* start *
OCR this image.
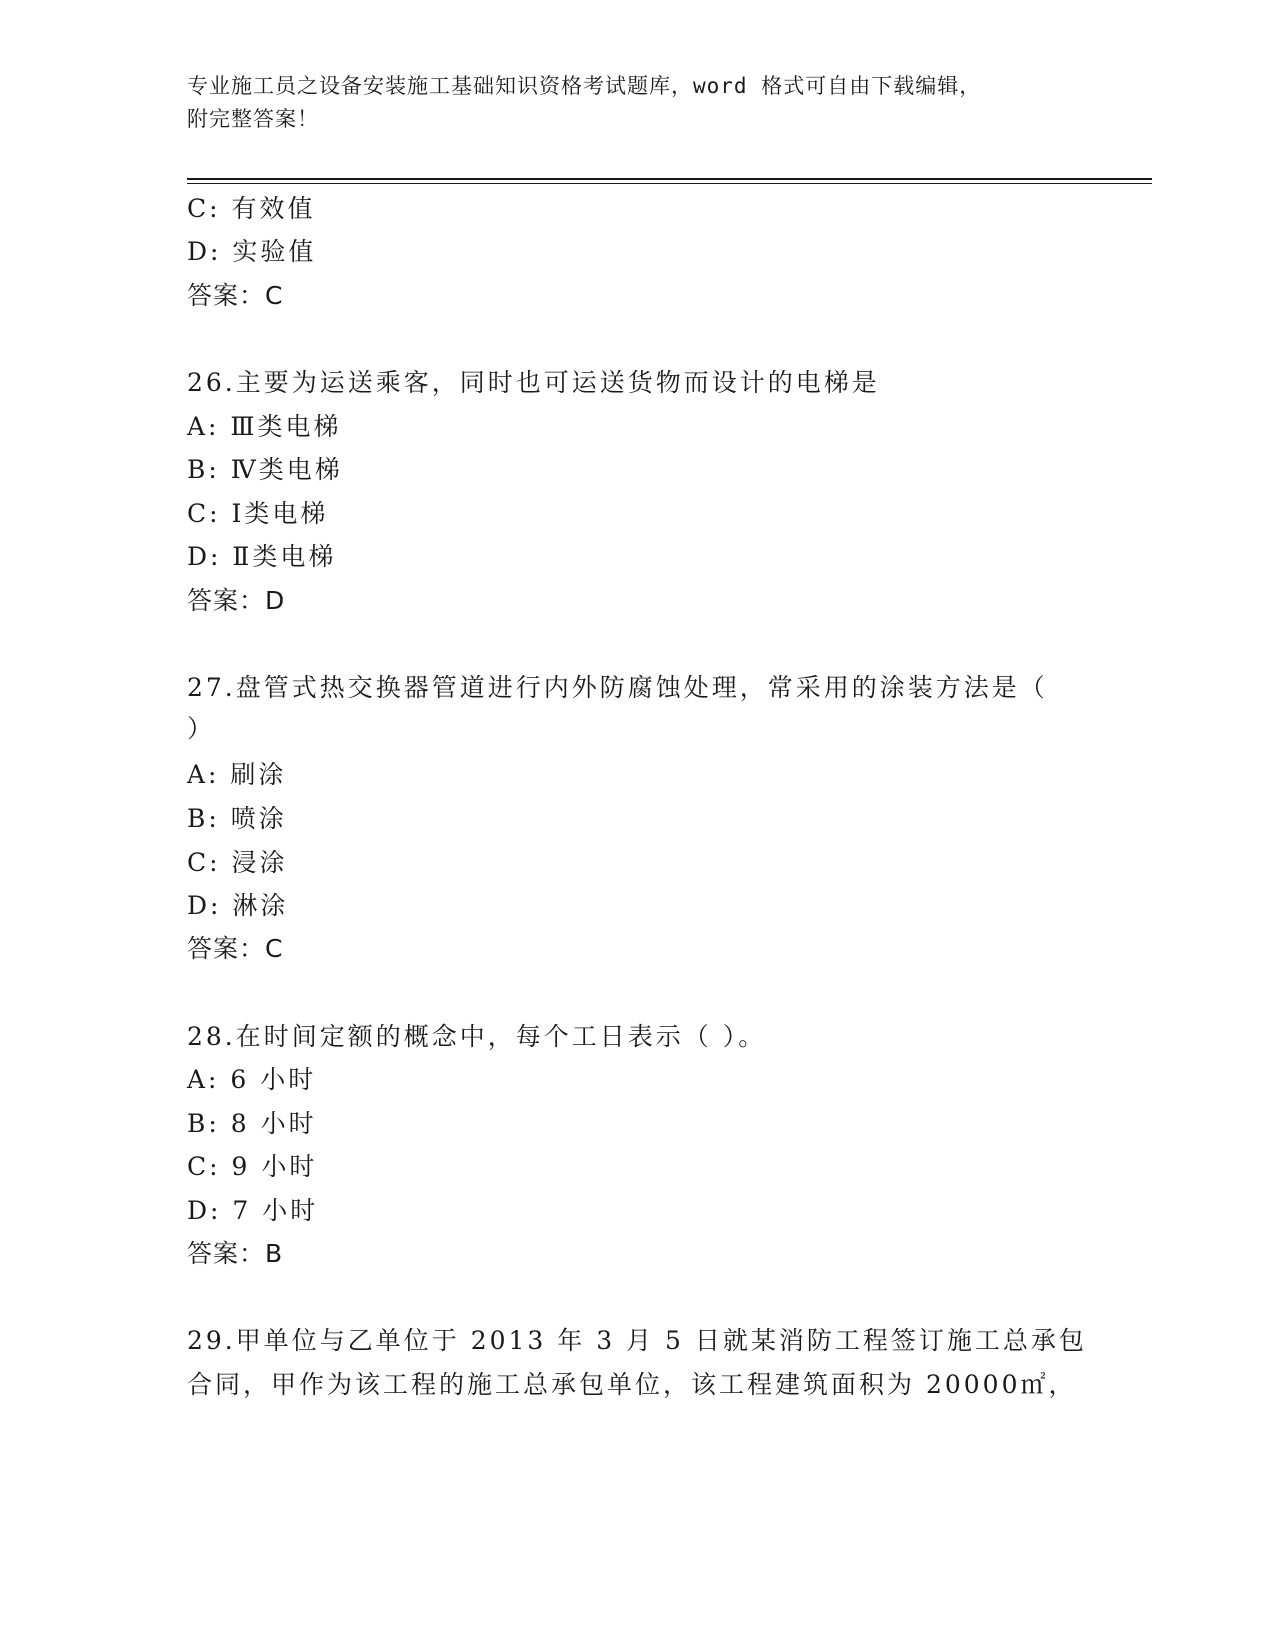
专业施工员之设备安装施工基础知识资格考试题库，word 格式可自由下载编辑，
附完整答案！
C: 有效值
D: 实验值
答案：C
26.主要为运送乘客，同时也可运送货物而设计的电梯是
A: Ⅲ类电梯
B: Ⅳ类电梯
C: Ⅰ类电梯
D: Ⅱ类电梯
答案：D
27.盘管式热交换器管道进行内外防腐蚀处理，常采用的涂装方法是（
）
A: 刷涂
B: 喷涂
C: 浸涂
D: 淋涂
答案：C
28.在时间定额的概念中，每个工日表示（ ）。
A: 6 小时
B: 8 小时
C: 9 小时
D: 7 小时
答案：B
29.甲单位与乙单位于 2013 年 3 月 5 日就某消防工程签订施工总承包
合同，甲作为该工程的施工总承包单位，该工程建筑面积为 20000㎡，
* end *
§ Given request:
All the lines above are to be reproduced exactly, except the pictures.

§ Task solution:
OCR this image.
专业施工员之设备安装施工基础知识资格考试题库，word 格式可自由下载编辑，
附完整答案！
C: 有效值
D: 实验值
答案：C
26.主要为运送乘客，同时也可运送货物而设计的电梯是
A: Ⅲ类电梯
B: Ⅳ类电梯
C: Ⅰ类电梯
D: Ⅱ类电梯
答案：D
27.盘管式热交换器管道进行内外防腐蚀处理，常采用的涂装方法是（
）
A: 刷涂
B: 喷涂
C: 浸涂
D: 淋涂
答案：C
28.在时间定额的概念中，每个工日表示（ ）。
A: 6 小时
B: 8 小时
C: 9 小时
D: 7 小时
答案：B
29.甲单位与乙单位于 2013 年 3 月 5 日就某消防工程签订施工总承包
合同，甲作为该工程的施工总承包单位，该工程建筑面积为 20000㎡，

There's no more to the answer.